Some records

........

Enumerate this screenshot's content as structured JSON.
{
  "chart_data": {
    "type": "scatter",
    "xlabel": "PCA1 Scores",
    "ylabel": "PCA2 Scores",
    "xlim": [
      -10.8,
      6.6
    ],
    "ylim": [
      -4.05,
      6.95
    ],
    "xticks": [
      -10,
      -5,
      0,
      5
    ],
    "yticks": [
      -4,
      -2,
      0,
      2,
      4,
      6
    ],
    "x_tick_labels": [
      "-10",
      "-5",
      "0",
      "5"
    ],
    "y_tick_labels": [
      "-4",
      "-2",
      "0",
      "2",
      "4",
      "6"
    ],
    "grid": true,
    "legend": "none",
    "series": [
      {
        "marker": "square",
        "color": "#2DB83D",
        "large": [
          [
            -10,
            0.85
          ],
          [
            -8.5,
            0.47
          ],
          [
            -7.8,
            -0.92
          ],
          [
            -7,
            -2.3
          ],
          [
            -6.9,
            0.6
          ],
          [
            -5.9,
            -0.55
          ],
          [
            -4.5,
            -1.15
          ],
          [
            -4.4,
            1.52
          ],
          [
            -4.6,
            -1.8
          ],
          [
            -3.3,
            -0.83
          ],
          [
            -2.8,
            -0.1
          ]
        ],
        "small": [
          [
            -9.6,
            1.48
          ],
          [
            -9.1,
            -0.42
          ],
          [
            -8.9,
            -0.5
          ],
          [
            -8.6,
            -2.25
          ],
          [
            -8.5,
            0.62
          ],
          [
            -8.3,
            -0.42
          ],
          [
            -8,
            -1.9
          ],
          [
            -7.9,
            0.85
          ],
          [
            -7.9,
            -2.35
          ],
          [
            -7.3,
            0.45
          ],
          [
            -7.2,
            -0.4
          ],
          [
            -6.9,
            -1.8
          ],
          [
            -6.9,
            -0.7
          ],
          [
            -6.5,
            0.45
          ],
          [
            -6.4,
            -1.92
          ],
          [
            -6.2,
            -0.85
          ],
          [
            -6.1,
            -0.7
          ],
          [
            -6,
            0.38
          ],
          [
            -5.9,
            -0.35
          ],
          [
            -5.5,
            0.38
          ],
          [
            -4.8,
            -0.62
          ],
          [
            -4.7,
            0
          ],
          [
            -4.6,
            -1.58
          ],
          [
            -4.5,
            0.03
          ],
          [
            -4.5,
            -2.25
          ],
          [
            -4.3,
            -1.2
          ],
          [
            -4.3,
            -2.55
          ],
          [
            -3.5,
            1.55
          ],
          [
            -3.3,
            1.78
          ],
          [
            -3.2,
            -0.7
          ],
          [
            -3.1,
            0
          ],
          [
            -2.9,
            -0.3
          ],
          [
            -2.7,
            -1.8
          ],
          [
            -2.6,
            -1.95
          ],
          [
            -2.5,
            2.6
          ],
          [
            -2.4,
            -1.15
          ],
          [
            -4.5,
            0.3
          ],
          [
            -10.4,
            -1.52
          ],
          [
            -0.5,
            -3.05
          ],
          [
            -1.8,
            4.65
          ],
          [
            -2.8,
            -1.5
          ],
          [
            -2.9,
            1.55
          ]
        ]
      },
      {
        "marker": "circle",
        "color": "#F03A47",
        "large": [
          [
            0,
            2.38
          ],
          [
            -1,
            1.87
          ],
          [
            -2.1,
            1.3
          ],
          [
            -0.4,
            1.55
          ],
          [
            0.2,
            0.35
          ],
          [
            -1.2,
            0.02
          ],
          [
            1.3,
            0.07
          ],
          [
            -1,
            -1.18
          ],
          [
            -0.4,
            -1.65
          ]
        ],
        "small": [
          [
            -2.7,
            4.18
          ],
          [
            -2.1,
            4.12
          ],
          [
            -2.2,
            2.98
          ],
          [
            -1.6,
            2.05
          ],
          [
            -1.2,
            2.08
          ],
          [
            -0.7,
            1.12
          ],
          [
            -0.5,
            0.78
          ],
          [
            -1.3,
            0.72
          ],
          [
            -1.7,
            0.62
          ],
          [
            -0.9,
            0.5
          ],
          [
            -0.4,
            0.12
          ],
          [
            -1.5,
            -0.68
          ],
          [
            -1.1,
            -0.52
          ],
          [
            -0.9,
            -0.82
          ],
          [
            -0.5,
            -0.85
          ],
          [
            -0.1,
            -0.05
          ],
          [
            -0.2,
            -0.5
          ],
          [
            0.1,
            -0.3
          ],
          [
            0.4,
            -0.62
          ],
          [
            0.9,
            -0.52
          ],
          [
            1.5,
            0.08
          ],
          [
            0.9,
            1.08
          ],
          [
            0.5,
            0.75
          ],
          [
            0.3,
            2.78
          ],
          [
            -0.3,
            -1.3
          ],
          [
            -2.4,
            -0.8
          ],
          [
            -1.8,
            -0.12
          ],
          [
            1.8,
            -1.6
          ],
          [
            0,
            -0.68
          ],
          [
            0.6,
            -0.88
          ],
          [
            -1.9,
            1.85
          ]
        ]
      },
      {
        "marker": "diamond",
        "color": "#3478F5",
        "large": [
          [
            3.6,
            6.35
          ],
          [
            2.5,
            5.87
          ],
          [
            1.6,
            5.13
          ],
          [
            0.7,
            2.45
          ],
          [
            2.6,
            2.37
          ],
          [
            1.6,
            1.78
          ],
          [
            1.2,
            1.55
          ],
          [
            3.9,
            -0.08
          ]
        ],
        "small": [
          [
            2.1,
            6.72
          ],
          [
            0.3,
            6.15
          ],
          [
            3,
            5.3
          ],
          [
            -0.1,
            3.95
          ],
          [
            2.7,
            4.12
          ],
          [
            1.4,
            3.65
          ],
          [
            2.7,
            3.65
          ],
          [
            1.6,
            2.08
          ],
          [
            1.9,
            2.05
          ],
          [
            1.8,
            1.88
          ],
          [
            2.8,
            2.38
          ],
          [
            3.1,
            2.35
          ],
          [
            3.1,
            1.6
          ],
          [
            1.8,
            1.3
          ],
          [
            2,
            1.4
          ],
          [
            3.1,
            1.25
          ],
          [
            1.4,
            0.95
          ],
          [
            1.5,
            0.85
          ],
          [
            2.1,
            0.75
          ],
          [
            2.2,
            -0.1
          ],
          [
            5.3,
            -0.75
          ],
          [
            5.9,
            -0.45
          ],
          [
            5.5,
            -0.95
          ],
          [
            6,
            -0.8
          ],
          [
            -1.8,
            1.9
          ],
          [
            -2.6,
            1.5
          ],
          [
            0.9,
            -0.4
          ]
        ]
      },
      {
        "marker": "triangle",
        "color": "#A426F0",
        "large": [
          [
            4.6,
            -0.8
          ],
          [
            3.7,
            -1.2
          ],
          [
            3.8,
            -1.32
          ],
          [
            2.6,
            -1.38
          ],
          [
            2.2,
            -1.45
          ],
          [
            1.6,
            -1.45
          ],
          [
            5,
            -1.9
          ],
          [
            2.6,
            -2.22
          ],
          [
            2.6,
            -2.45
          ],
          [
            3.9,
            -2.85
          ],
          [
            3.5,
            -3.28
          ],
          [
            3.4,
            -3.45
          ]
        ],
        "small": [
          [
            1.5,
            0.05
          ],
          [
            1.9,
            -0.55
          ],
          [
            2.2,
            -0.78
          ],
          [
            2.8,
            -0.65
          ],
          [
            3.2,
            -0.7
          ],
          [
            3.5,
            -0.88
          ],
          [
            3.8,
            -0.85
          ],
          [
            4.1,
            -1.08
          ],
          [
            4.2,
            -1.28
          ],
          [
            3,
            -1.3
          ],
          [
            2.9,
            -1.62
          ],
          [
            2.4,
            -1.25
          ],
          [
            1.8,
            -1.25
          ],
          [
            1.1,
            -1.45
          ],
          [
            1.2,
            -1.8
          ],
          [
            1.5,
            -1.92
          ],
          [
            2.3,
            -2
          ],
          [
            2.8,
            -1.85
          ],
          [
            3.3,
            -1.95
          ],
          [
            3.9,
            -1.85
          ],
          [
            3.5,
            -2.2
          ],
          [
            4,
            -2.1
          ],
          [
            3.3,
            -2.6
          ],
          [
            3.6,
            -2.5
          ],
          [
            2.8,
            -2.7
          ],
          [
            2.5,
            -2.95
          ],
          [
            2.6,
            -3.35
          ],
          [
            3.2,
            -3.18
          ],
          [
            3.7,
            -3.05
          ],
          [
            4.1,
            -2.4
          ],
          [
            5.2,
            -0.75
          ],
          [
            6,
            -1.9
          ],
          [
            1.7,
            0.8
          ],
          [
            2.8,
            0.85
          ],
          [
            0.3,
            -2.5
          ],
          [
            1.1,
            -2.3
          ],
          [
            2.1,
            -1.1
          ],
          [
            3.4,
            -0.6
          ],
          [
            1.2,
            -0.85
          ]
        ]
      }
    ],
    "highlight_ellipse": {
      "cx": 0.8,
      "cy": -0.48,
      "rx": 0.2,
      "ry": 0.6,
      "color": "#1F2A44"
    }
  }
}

........

What is needed
Reply with the number of lines in the data that include the string "marker" and nothing else.

Solution to the exercise
4